TASK GOAL => Work through the data line by line, gathering every line that has the word "type".
[Begin TASK DATA]
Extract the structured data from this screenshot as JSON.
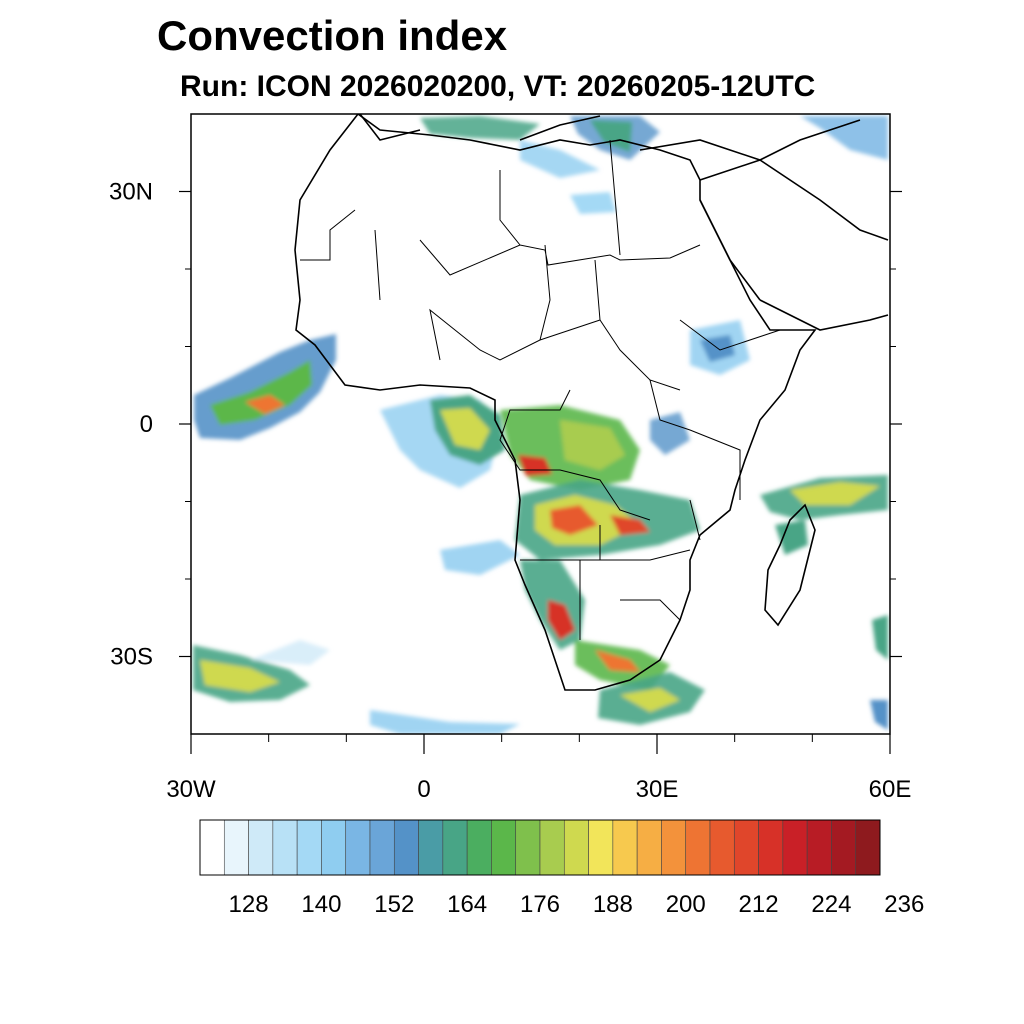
{
  "title": "Convection index",
  "subtitle": "Run: ICON 2026020200,  VT: 20260205-12UTC",
  "map": {
    "projection": "cylindrical-equidistant",
    "lon_range": [
      -30,
      60
    ],
    "lat_range": [
      -40,
      40
    ],
    "lat_ticks": [
      {
        "value": 30,
        "label": "30N"
      },
      {
        "value": 0,
        "label": "0"
      },
      {
        "value": -30,
        "label": "30S"
      }
    ],
    "lon_ticks": [
      {
        "value": -30,
        "label": "30W"
      },
      {
        "value": 0,
        "label": "0"
      },
      {
        "value": 30,
        "label": "30E"
      },
      {
        "value": 60,
        "label": "60E"
      }
    ],
    "minor_tick_step_deg": 10
  },
  "colorbar": {
    "colors": [
      "#ffffff",
      "#e8f5fc",
      "#cfeaf8",
      "#b8e1f6",
      "#a4d9f5",
      "#8fcdf0",
      "#7ab6e4",
      "#6aa5d8",
      "#5492c8",
      "#4a9ca6",
      "#48a586",
      "#4bae60",
      "#5bb74a",
      "#7fc04c",
      "#a8cc4f",
      "#cfd94f",
      "#f2e55a",
      "#f7c94e",
      "#f6ae44",
      "#f3923b",
      "#ee7433",
      "#e75a2e",
      "#e0462b",
      "#d73128",
      "#c92027",
      "#b81c25",
      "#a41a22",
      "#8e1a1e"
    ],
    "labels": [
      "128",
      "140",
      "152",
      "164",
      "176",
      "188",
      "200",
      "212",
      "224",
      "236"
    ],
    "label_start_index": 2,
    "label_every": 3
  }
}
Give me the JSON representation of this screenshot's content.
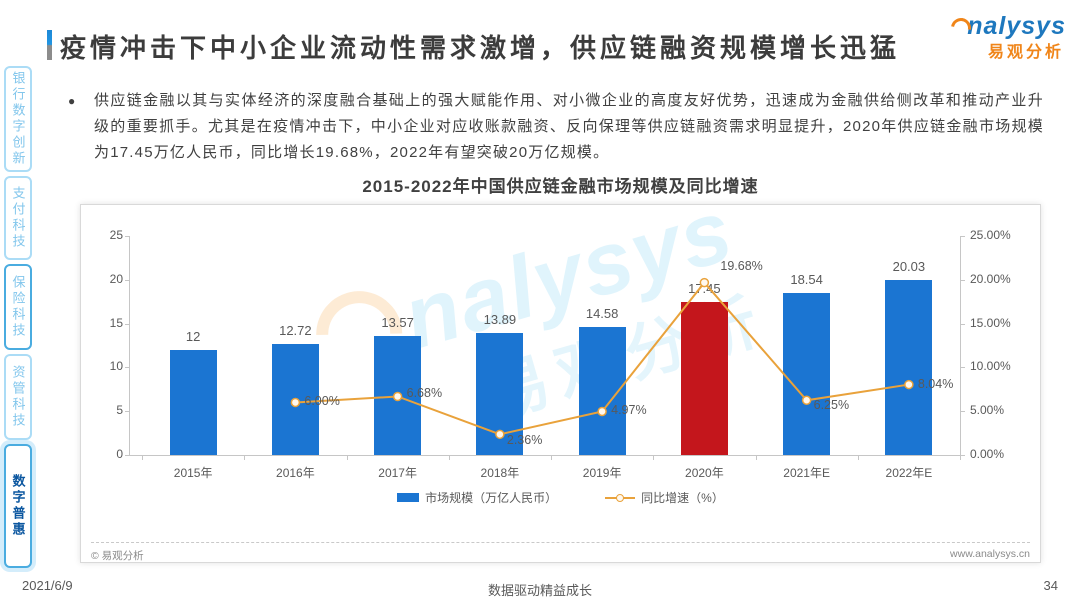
{
  "header": {
    "title": "疫情冲击下中小企业流动性需求激增，供应链融资规模增长迅猛"
  },
  "logo": {
    "text_en": "nalysys",
    "text_cn": "易观分析"
  },
  "sidebar": {
    "tabs": [
      {
        "label": "银行数字创新",
        "state": "normal"
      },
      {
        "label": "支付科技",
        "state": "normal"
      },
      {
        "label": "保险科技",
        "state": "highlighted"
      },
      {
        "label": "资管科技",
        "state": "normal"
      },
      {
        "label": "数字普惠",
        "state": "active"
      }
    ]
  },
  "body": {
    "bullet": "●",
    "text": "供应链金融以其与实体经济的深度融合基础上的强大赋能作用、对小微企业的高度友好优势，迅速成为金融供给侧改革和推动产业升级的重要抓手。尤其是在疫情冲击下，中小企业对应收账款融资、反向保理等供应链融资需求明显提升，2020年供应链金融市场规模为17.45万亿人民币，同比增长19.68%，2022年有望突破20万亿规模。"
  },
  "chart_data": {
    "type": "bar",
    "title": "2015-2022年中国供应链金融市场规模及同比增速",
    "categories": [
      "2015年",
      "2016年",
      "2017年",
      "2018年",
      "2019年",
      "2020年",
      "2021年E",
      "2022年E"
    ],
    "series": [
      {
        "name": "市场规模（万亿人民币）",
        "type": "bar",
        "values": [
          12,
          12.72,
          13.57,
          13.89,
          14.58,
          17.45,
          18.54,
          20.03
        ],
        "labels": [
          "12",
          "12.72",
          "13.57",
          "13.89",
          "14.58",
          "17.45",
          "18.54",
          "20.03"
        ]
      },
      {
        "name": "同比增速（%）",
        "type": "line",
        "values": [
          null,
          6.0,
          6.68,
          2.36,
          4.97,
          19.68,
          6.25,
          8.04
        ],
        "labels": [
          "",
          "6.00%",
          "6.68%",
          "2.36%",
          "4.97%",
          "19.68%",
          "6.25%",
          "8.04%"
        ]
      }
    ],
    "left_axis_ticks": [
      "0",
      "5",
      "10",
      "15",
      "20",
      "25"
    ],
    "right_axis_ticks": [
      "0.00%",
      "5.00%",
      "10.00%",
      "15.00%",
      "20.00%",
      "25.00%"
    ],
    "axis_max": 25,
    "highlight_index": 5,
    "colors": {
      "bar": "#1B75D2",
      "highlight": "#C4161C",
      "line": "#E9A23B"
    },
    "legend_position": "bottom",
    "grid": false
  },
  "panel": {
    "copyright": "© 易观分析",
    "website": "www.analysys.cn"
  },
  "watermark": {
    "text_en": "nalysys",
    "text_cn": "易观分析"
  },
  "footer": {
    "date": "2021/6/9",
    "slogan": "数据驱动精益成长",
    "page_number": "34"
  }
}
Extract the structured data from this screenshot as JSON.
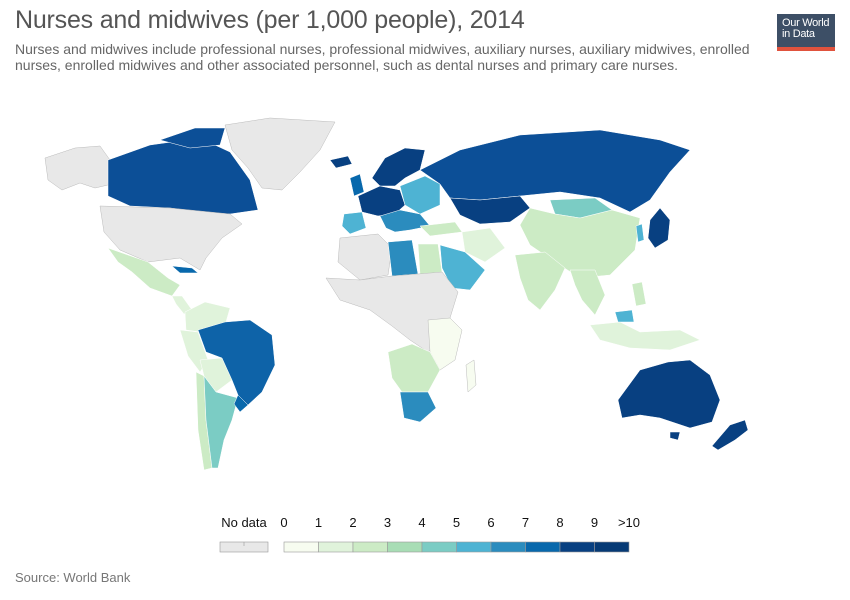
{
  "title": "Nurses and midwives (per 1,000 people), 2014",
  "subtitle": "Nurses and midwives include professional nurses, professional midwives, auxiliary nurses, auxiliary midwives, enrolled nurses, enrolled midwives and other associated personnel, such as dental nurses and primary care nurses.",
  "logo": {
    "line1": "Our World",
    "line2": "in Data"
  },
  "source": "Source: World Bank",
  "legend": {
    "no_data_label": "No data",
    "no_data_color": "#e8e8e8",
    "ticks": [
      "0",
      "1",
      "2",
      "3",
      "4",
      "5",
      "6",
      "7",
      "8",
      "9",
      ">10"
    ],
    "colors": [
      "#f7fcf0",
      "#e0f3db",
      "#ccebc5",
      "#a8ddb5",
      "#7bccc4",
      "#4eb3d3",
      "#2b8cbe",
      "#0868ac",
      "#084081",
      "#063a75"
    ]
  }
}
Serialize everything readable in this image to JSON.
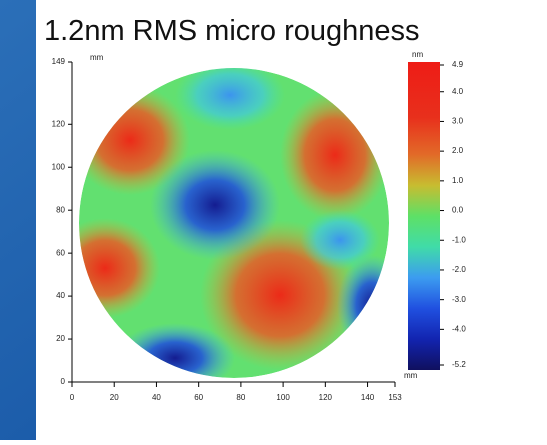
{
  "chart_data": {
    "type": "heatmap",
    "title": "1.2nm RMS micro roughness",
    "xlabel": "mm",
    "ylabel": "mm",
    "colorbar_label": "nm",
    "xlim": [
      0,
      153
    ],
    "xticks": [
      0,
      20,
      40,
      60,
      80,
      100,
      120,
      140,
      153
    ],
    "ylim": [
      0,
      149
    ],
    "yticks": [
      0,
      20,
      40,
      60,
      80,
      100,
      120,
      149
    ],
    "clim": [
      -5.2,
      4.9
    ],
    "cticks": [
      4.9,
      {
        "value": 4,
        "label": "4.0"
      },
      {
        "value": 3,
        "label": "3.0"
      },
      {
        "value": 2,
        "label": "2.0"
      },
      {
        "value": 1,
        "label": "1.0"
      },
      {
        "value": 0,
        "label": "0.0"
      },
      {
        "value": -1,
        "label": "-1.0"
      },
      {
        "value": -2,
        "label": "-2.0"
      },
      {
        "value": -3,
        "label": "-3.0"
      },
      {
        "value": -4,
        "label": "-4.0"
      },
      -5.2
    ]
  }
}
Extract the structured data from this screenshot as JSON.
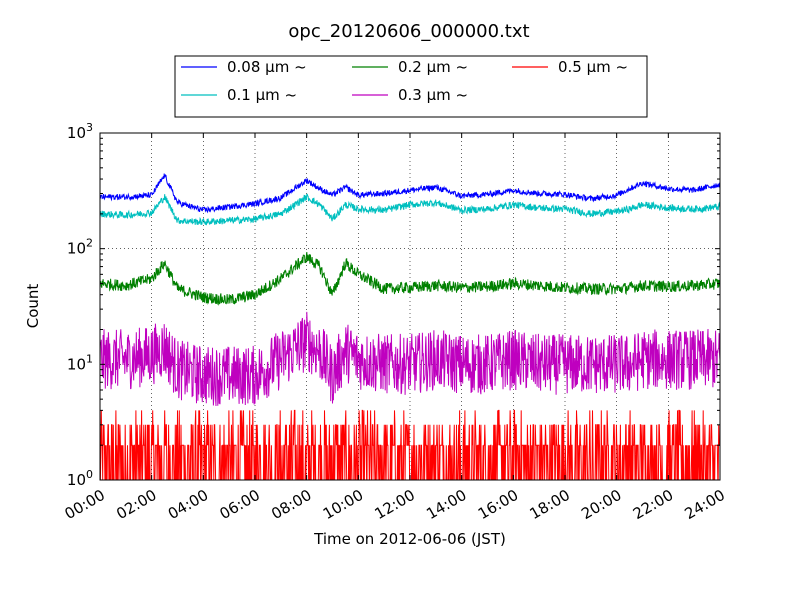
{
  "chart_data": {
    "type": "line",
    "title": "opc_20120606_000000.txt",
    "xlabel": "Time on 2012-06-06 (JST)",
    "ylabel": "Count",
    "xlim": [
      "00:00",
      "24:00"
    ],
    "ylim": [
      1,
      1000
    ],
    "yscale": "log",
    "grid": true,
    "legend_placement": "top-center, above plot, 3 columns",
    "x_ticks": [
      "00:00",
      "02:00",
      "04:00",
      "06:00",
      "08:00",
      "10:00",
      "12:00",
      "14:00",
      "16:00",
      "18:00",
      "20:00",
      "22:00",
      "24:00"
    ],
    "y_ticks": [
      {
        "value": 1,
        "base": "10",
        "exp": "0"
      },
      {
        "value": 10,
        "base": "10",
        "exp": "1"
      },
      {
        "value": 100,
        "base": "10",
        "exp": "2"
      },
      {
        "value": 1000,
        "base": "10",
        "exp": "3"
      }
    ],
    "series": [
      {
        "name": "0.08 μm ~",
        "color": "#0000ff",
        "x": [
          "00:00",
          "01:00",
          "02:00",
          "02:30",
          "03:00",
          "04:00",
          "05:00",
          "06:00",
          "07:00",
          "08:00",
          "08:30",
          "09:00",
          "09:30",
          "10:00",
          "11:00",
          "12:00",
          "13:00",
          "14:00",
          "15:00",
          "16:00",
          "17:00",
          "18:00",
          "19:00",
          "20:00",
          "20:30",
          "21:00",
          "22:00",
          "23:00",
          "24:00"
        ],
        "values": [
          280,
          280,
          290,
          430,
          250,
          215,
          230,
          245,
          275,
          390,
          330,
          290,
          340,
          290,
          300,
          320,
          340,
          285,
          295,
          320,
          300,
          295,
          270,
          290,
          330,
          370,
          330,
          320,
          360
        ]
      },
      {
        "name": "0.1 μm ~",
        "color": "#00bfbf",
        "x": [
          "00:00",
          "01:00",
          "02:00",
          "02:30",
          "03:00",
          "04:00",
          "05:00",
          "06:00",
          "07:00",
          "08:00",
          "08:30",
          "09:00",
          "09:30",
          "10:00",
          "11:00",
          "12:00",
          "13:00",
          "14:00",
          "15:00",
          "16:00",
          "17:00",
          "18:00",
          "19:00",
          "20:00",
          "20:30",
          "21:00",
          "22:00",
          "23:00",
          "24:00"
        ],
        "values": [
          200,
          195,
          205,
          280,
          175,
          170,
          175,
          180,
          200,
          280,
          240,
          180,
          240,
          220,
          215,
          240,
          250,
          215,
          220,
          240,
          225,
          220,
          200,
          210,
          220,
          240,
          225,
          220,
          230
        ]
      },
      {
        "name": "0.2 μm ~",
        "color": "#008000",
        "x": [
          "00:00",
          "01:00",
          "02:00",
          "02:30",
          "03:00",
          "04:00",
          "05:00",
          "06:00",
          "07:00",
          "08:00",
          "08:30",
          "09:00",
          "09:30",
          "10:00",
          "11:00",
          "12:00",
          "13:00",
          "14:00",
          "15:00",
          "16:00",
          "17:00",
          "18:00",
          "19:00",
          "20:00",
          "20:30",
          "21:00",
          "22:00",
          "23:00",
          "24:00"
        ],
        "values": [
          50,
          48,
          55,
          75,
          45,
          38,
          36,
          40,
          55,
          85,
          70,
          40,
          75,
          60,
          45,
          46,
          48,
          46,
          47,
          50,
          48,
          46,
          45,
          45,
          46,
          48,
          47,
          48,
          50
        ]
      },
      {
        "name": "0.3 μm ~",
        "color": "#bf00bf",
        "x": [
          "00:00",
          "01:00",
          "02:00",
          "02:30",
          "03:00",
          "04:00",
          "05:00",
          "06:00",
          "07:00",
          "08:00",
          "08:30",
          "09:00",
          "09:30",
          "10:00",
          "11:00",
          "12:00",
          "13:00",
          "14:00",
          "15:00",
          "16:00",
          "17:00",
          "18:00",
          "19:00",
          "20:00",
          "20:30",
          "21:00",
          "22:00",
          "23:00",
          "24:00"
        ],
        "values": [
          11,
          11,
          12,
          14,
          9,
          8,
          8,
          8,
          11,
          16,
          13,
          8,
          13,
          11,
          10,
          10,
          11,
          10,
          10,
          11,
          10,
          10,
          10,
          10,
          10,
          11,
          11,
          11,
          11
        ]
      },
      {
        "name": "0.5 μm ~",
        "color": "#ff0000",
        "x": [
          "00:00",
          "02:00",
          "04:00",
          "06:00",
          "08:00",
          "10:00",
          "12:00",
          "14:00",
          "16:00",
          "18:00",
          "20:00",
          "22:00",
          "24:00"
        ],
        "values": [
          1.5,
          1.5,
          1.5,
          1.5,
          1.5,
          1.5,
          1.5,
          1.5,
          1.5,
          1.5,
          1.5,
          1.5,
          1.5
        ]
      }
    ]
  }
}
[End TASK DATA]
EXERCISE SOLUTION =>
    "type": "bar",
        "type": "bar",
        "type": "line",
    "type": "heatmap",
    "type": "line",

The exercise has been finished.